[Dataset excerpt]
━━━━━━━━━━━━━━━━━━━━

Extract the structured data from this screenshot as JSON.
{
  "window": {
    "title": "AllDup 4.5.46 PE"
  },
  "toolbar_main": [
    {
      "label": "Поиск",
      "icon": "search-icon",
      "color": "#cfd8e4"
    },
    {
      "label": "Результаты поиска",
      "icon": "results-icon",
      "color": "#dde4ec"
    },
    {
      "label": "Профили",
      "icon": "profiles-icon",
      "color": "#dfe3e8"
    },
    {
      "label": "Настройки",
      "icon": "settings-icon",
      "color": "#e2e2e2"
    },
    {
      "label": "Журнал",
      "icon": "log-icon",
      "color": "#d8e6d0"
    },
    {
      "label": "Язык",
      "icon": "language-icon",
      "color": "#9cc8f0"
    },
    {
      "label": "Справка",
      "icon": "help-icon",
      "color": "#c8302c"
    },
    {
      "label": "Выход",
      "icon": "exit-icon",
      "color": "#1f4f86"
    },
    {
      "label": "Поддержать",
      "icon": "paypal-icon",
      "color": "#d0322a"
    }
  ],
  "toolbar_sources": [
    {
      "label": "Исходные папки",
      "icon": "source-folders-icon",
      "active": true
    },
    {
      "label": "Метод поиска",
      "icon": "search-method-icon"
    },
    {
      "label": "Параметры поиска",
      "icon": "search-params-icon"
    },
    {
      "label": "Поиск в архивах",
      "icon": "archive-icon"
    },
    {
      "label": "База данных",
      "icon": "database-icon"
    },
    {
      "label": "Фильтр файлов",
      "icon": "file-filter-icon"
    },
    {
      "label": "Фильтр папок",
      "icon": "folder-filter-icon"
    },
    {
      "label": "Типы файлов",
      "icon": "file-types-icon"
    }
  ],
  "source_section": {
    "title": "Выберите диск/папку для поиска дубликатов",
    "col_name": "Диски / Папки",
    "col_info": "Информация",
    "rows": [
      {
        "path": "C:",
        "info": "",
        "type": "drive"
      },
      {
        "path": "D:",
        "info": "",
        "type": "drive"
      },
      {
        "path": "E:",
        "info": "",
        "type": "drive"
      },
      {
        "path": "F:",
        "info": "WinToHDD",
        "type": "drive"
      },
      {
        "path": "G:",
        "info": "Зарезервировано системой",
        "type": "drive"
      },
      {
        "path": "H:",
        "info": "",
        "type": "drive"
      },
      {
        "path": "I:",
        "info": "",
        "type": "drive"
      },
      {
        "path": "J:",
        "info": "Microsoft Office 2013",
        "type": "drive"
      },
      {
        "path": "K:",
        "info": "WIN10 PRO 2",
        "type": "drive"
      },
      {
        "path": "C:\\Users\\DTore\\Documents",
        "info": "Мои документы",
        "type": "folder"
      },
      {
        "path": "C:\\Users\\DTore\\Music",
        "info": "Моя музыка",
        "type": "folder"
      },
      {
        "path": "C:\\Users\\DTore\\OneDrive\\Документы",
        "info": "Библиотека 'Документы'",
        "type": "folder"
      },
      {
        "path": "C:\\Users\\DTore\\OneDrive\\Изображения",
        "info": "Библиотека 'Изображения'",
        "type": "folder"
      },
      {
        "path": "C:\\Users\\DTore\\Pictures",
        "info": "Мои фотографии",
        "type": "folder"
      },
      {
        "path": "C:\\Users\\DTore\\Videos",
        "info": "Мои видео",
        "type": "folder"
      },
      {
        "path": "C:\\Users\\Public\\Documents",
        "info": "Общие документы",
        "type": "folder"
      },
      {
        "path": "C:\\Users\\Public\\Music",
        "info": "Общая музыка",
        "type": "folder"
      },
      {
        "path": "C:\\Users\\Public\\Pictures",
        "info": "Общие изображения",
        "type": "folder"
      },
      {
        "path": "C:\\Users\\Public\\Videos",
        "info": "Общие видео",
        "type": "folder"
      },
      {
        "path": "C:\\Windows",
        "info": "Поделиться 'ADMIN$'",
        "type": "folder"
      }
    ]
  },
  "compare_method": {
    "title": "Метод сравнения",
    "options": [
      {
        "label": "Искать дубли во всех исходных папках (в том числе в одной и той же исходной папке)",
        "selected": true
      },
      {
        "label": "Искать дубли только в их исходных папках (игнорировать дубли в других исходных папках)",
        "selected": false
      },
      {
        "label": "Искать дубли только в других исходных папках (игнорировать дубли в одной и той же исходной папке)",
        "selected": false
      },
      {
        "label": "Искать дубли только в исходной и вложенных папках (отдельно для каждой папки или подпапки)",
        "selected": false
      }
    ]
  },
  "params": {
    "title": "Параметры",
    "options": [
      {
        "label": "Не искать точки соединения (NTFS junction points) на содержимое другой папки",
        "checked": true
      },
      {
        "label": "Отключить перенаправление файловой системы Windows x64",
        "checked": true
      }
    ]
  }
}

━━━━━━━━━━━━━━━━━━━━

Make a tally of the lines in this data that include the string "Windows", and answer with that tally alone.

[TASK OUTPUT]
2